[Available data]
================

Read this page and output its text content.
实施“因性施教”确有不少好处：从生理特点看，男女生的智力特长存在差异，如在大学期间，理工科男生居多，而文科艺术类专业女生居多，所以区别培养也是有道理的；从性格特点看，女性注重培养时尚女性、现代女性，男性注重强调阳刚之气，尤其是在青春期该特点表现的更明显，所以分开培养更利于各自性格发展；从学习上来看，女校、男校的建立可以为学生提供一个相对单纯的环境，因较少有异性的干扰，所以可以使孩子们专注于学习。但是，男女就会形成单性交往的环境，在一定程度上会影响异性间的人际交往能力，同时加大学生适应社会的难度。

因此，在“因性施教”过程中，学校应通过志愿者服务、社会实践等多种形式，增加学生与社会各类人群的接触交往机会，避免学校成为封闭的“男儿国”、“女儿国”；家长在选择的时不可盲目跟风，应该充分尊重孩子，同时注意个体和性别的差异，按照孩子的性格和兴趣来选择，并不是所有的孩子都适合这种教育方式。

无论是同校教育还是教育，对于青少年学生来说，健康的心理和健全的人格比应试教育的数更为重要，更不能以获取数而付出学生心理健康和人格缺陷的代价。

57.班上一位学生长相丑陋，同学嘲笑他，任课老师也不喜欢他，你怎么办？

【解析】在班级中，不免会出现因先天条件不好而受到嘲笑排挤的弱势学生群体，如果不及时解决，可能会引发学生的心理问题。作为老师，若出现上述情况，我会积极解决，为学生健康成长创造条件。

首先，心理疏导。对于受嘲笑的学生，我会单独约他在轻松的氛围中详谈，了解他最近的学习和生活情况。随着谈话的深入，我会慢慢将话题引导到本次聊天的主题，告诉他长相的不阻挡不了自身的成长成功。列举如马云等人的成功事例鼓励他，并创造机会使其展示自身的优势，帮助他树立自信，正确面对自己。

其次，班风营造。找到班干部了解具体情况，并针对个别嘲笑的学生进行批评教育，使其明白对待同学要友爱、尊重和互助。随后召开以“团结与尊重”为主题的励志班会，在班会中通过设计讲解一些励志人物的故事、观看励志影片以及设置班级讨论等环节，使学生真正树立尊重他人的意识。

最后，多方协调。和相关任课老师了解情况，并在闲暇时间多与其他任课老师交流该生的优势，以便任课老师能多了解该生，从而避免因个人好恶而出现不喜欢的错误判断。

================

[Stated task] Reproduce the entries above in full, verbatim.

[Full output]
Read this page and output its text content.
实施“因性施教”确有不少好处：从生理特点看，男女生的智力特长存在差异，如在大学期间，理工科男生居多，而文科艺术类专业女生居多，所以区别培养也是有道理的；从性格特点看，女性注重培养时尚女性、现代女性，男性注重强调阳刚之气，尤其是在青春期该特点表现的更明显，所以分开培养更利于各自性格发展；从学习上来看，女校、男校的建立可以为学生提供一个相对单纯的环境，因较少有异性的干扰，所以可以使孩子们专注于学习。但是，男女就会形成单性交往的环境，在一定程度上会影响异性间的人际交往能力，同时加大学生适应社会的难度。

因此，在“因性施教”过程中，学校应通过志愿者服务、社会实践等多种形式，增加学生与社会各类人群的接触交往机会，避免学校成为封闭的“男儿国”、“女儿国”；家长在选择的时不可盲目跟风，应该充分尊重孩子，同时注意个体和性别的差异，按照孩子的性格和兴趣来选择，并不是所有的孩子都适合这种教育方式。

无论是同校教育还是教育，对于青少年学生来说，健康的心理和健全的人格比应试教育的数更为重要，更不能以获取数而付出学生心理健康和人格缺陷的代价。

57.班上一位学生长相丑陋，同学嘲笑他，任课老师也不喜欢他，你怎么办？

【解析】在班级中，不免会出现因先天条件不好而受到嘲笑排挤的弱势学生群体，如果不及时解决，可能会引发学生的心理问题。作为老师，若出现上述情况，我会积极解决，为学生健康成长创造条件。

首先，心理疏导。对于受嘲笑的学生，我会单独约他在轻松的氛围中详谈，了解他最近的学习和生活情况。随着谈话的深入，我会慢慢将话题引导到本次聊天的主题，告诉他长相的不阻挡不了自身的成长成功。列举如马云等人的成功事例鼓励他，并创造机会使其展示自身的优势，帮助他树立自信，正确面对自己。

其次，班风营造。找到班干部了解具体情况，并针对个别嘲笑的学生进行批评教育，使其明白对待同学要友爱、尊重和互助。随后召开以“团结与尊重”为主题的励志班会，在班会中通过设计讲解一些励志人物的故事、观看励志影片以及设置班级讨论等环节，使学生真正树立尊重他人的意识。

最后，多方协调。和相关任课老师了解情况，并在闲暇时间多与其他任课老师交流该生的优势，以便任课老师能多了解该生，从而避免因个人好恶而出现不喜欢的错误判断。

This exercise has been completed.